Prompt:
Copy out all of the material, matching it word for word.

Data for the task:
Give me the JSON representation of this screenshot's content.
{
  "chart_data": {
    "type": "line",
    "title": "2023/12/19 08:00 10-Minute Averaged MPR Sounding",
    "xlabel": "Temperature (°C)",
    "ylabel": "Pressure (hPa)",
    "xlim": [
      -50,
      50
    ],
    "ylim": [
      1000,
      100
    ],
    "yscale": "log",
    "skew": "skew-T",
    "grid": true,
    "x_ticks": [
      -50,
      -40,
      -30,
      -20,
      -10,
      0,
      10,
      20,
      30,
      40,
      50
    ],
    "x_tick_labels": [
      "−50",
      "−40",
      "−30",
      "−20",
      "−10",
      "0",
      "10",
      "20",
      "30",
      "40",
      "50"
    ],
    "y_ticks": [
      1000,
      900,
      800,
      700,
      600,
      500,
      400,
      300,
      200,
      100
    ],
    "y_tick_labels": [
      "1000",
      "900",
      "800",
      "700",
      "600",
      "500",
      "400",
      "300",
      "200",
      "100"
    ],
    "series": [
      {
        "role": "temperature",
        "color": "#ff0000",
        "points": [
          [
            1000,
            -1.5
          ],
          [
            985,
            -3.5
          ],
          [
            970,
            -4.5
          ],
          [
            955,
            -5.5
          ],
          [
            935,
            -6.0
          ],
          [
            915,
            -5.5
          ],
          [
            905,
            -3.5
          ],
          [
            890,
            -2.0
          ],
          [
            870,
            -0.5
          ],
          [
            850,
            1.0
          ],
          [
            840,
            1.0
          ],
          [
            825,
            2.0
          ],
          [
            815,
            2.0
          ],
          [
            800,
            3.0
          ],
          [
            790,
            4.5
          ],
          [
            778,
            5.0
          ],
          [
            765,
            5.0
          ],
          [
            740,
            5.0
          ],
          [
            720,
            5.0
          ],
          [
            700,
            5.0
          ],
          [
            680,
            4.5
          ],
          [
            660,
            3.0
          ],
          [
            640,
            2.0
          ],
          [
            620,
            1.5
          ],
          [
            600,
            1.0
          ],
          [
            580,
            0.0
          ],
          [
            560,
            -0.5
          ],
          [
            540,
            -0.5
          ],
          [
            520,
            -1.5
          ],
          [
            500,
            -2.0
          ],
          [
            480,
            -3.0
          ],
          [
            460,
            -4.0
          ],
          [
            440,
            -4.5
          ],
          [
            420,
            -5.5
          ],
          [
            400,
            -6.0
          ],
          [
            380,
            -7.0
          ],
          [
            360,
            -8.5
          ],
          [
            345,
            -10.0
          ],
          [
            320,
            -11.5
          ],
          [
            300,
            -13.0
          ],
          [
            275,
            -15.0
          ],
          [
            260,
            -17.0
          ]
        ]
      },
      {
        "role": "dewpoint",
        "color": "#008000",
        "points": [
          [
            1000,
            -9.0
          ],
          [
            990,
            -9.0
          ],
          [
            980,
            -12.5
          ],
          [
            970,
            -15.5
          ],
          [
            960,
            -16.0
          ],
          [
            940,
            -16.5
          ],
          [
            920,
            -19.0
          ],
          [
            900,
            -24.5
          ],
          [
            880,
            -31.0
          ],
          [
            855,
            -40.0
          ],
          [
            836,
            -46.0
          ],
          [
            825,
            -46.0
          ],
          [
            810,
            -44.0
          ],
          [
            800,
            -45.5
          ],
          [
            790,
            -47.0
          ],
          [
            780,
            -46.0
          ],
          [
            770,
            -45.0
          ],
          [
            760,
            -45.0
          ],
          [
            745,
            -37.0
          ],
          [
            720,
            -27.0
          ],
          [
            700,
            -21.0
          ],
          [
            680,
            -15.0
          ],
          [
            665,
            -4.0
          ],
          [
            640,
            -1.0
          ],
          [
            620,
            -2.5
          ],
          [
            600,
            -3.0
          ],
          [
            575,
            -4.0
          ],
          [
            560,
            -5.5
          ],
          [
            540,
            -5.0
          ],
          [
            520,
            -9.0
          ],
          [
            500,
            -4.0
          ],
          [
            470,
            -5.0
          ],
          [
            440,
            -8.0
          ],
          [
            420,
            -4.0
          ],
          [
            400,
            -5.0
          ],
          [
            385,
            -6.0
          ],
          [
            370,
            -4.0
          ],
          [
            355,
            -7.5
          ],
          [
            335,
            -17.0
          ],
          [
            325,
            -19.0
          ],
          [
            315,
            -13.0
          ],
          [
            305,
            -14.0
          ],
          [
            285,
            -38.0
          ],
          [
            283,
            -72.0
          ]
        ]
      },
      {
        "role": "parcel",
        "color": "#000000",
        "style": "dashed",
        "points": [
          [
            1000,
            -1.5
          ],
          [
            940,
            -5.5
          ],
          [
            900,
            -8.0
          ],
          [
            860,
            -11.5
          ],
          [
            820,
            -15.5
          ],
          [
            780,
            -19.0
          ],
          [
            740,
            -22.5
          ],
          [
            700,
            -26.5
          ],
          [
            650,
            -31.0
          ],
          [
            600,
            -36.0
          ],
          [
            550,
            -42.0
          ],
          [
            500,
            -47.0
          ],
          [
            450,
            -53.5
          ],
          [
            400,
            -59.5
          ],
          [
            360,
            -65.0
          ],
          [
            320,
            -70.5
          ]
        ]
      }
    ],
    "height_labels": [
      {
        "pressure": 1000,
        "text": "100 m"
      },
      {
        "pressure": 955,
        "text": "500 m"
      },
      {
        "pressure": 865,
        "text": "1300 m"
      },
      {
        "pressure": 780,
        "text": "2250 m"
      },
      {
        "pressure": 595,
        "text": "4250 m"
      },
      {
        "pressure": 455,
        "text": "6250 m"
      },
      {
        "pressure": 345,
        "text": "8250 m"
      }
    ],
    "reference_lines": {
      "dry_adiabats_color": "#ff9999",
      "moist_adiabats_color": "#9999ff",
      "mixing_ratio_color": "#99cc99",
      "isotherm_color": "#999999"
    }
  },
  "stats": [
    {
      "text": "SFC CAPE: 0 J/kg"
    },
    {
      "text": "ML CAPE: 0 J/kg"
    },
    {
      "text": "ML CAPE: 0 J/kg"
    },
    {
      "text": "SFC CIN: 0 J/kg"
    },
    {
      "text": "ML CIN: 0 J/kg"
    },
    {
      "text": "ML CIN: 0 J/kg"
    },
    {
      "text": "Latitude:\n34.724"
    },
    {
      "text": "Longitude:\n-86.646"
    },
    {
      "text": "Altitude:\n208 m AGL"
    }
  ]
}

Complete answer:
Give me the JSON representation of this screenshot's content.
{
  "chart_data": {
    "type": "line",
    "title": "2023/12/19 08:00 10-Minute Averaged MPR Sounding",
    "xlabel": "Temperature (°C)",
    "ylabel": "Pressure (hPa)",
    "xlim": [
      -50,
      50
    ],
    "ylim": [
      1000,
      100
    ],
    "yscale": "log",
    "skew": "skew-T",
    "grid": true,
    "x_ticks": [
      -50,
      -40,
      -30,
      -20,
      -10,
      0,
      10,
      20,
      30,
      40,
      50
    ],
    "x_tick_labels": [
      "−50",
      "−40",
      "−30",
      "−20",
      "−10",
      "0",
      "10",
      "20",
      "30",
      "40",
      "50"
    ],
    "y_ticks": [
      1000,
      900,
      800,
      700,
      600,
      500,
      400,
      300,
      200,
      100
    ],
    "y_tick_labels": [
      "1000",
      "900",
      "800",
      "700",
      "600",
      "500",
      "400",
      "300",
      "200",
      "100"
    ],
    "series": [
      {
        "role": "temperature",
        "color": "#ff0000",
        "points": [
          [
            1000,
            -1.5
          ],
          [
            985,
            -3.5
          ],
          [
            970,
            -4.5
          ],
          [
            955,
            -5.5
          ],
          [
            935,
            -6.0
          ],
          [
            915,
            -5.5
          ],
          [
            905,
            -3.5
          ],
          [
            890,
            -2.0
          ],
          [
            870,
            -0.5
          ],
          [
            850,
            1.0
          ],
          [
            840,
            1.0
          ],
          [
            825,
            2.0
          ],
          [
            815,
            2.0
          ],
          [
            800,
            3.0
          ],
          [
            790,
            4.5
          ],
          [
            778,
            5.0
          ],
          [
            765,
            5.0
          ],
          [
            740,
            5.0
          ],
          [
            720,
            5.0
          ],
          [
            700,
            5.0
          ],
          [
            680,
            4.5
          ],
          [
            660,
            3.0
          ],
          [
            640,
            2.0
          ],
          [
            620,
            1.5
          ],
          [
            600,
            1.0
          ],
          [
            580,
            0.0
          ],
          [
            560,
            -0.5
          ],
          [
            540,
            -0.5
          ],
          [
            520,
            -1.5
          ],
          [
            500,
            -2.0
          ],
          [
            480,
            -3.0
          ],
          [
            460,
            -4.0
          ],
          [
            440,
            -4.5
          ],
          [
            420,
            -5.5
          ],
          [
            400,
            -6.0
          ],
          [
            380,
            -7.0
          ],
          [
            360,
            -8.5
          ],
          [
            345,
            -10.0
          ],
          [
            320,
            -11.5
          ],
          [
            300,
            -13.0
          ],
          [
            275,
            -15.0
          ],
          [
            260,
            -17.0
          ]
        ]
      },
      {
        "role": "dewpoint",
        "color": "#008000",
        "points": [
          [
            1000,
            -9.0
          ],
          [
            990,
            -9.0
          ],
          [
            980,
            -12.5
          ],
          [
            970,
            -15.5
          ],
          [
            960,
            -16.0
          ],
          [
            940,
            -16.5
          ],
          [
            920,
            -19.0
          ],
          [
            900,
            -24.5
          ],
          [
            880,
            -31.0
          ],
          [
            855,
            -40.0
          ],
          [
            836,
            -46.0
          ],
          [
            825,
            -46.0
          ],
          [
            810,
            -44.0
          ],
          [
            800,
            -45.5
          ],
          [
            790,
            -47.0
          ],
          [
            780,
            -46.0
          ],
          [
            770,
            -45.0
          ],
          [
            760,
            -45.0
          ],
          [
            745,
            -37.0
          ],
          [
            720,
            -27.0
          ],
          [
            700,
            -21.0
          ],
          [
            680,
            -15.0
          ],
          [
            665,
            -4.0
          ],
          [
            640,
            -1.0
          ],
          [
            620,
            -2.5
          ],
          [
            600,
            -3.0
          ],
          [
            575,
            -4.0
          ],
          [
            560,
            -5.5
          ],
          [
            540,
            -5.0
          ],
          [
            520,
            -9.0
          ],
          [
            500,
            -4.0
          ],
          [
            470,
            -5.0
          ],
          [
            440,
            -8.0
          ],
          [
            420,
            -4.0
          ],
          [
            400,
            -5.0
          ],
          [
            385,
            -6.0
          ],
          [
            370,
            -4.0
          ],
          [
            355,
            -7.5
          ],
          [
            335,
            -17.0
          ],
          [
            325,
            -19.0
          ],
          [
            315,
            -13.0
          ],
          [
            305,
            -14.0
          ],
          [
            285,
            -38.0
          ],
          [
            283,
            -72.0
          ]
        ]
      },
      {
        "role": "parcel",
        "color": "#000000",
        "style": "dashed",
        "points": [
          [
            1000,
            -1.5
          ],
          [
            940,
            -5.5
          ],
          [
            900,
            -8.0
          ],
          [
            860,
            -11.5
          ],
          [
            820,
            -15.5
          ],
          [
            780,
            -19.0
          ],
          [
            740,
            -22.5
          ],
          [
            700,
            -26.5
          ],
          [
            650,
            -31.0
          ],
          [
            600,
            -36.0
          ],
          [
            550,
            -42.0
          ],
          [
            500,
            -47.0
          ],
          [
            450,
            -53.5
          ],
          [
            400,
            -59.5
          ],
          [
            360,
            -65.0
          ],
          [
            320,
            -70.5
          ]
        ]
      }
    ],
    "height_labels": [
      {
        "pressure": 1000,
        "text": "100 m"
      },
      {
        "pressure": 955,
        "text": "500 m"
      },
      {
        "pressure": 865,
        "text": "1300 m"
      },
      {
        "pressure": 780,
        "text": "2250 m"
      },
      {
        "pressure": 595,
        "text": "4250 m"
      },
      {
        "pressure": 455,
        "text": "6250 m"
      },
      {
        "pressure": 345,
        "text": "8250 m"
      }
    ],
    "reference_lines": {
      "dry_adiabats_color": "#ff9999",
      "moist_adiabats_color": "#9999ff",
      "mixing_ratio_color": "#99cc99",
      "isotherm_color": "#999999"
    }
  },
  "stats": [
    {
      "text": "SFC CAPE: 0 J/kg"
    },
    {
      "text": "ML CAPE: 0 J/kg"
    },
    {
      "text": "ML CAPE: 0 J/kg"
    },
    {
      "text": "SFC CIN: 0 J/kg"
    },
    {
      "text": "ML CIN: 0 J/kg"
    },
    {
      "text": "ML CIN: 0 J/kg"
    },
    {
      "text": "Latitude:\n34.724"
    },
    {
      "text": "Longitude:\n-86.646"
    },
    {
      "text": "Altitude:\n208 m AGL"
    }
  ]
}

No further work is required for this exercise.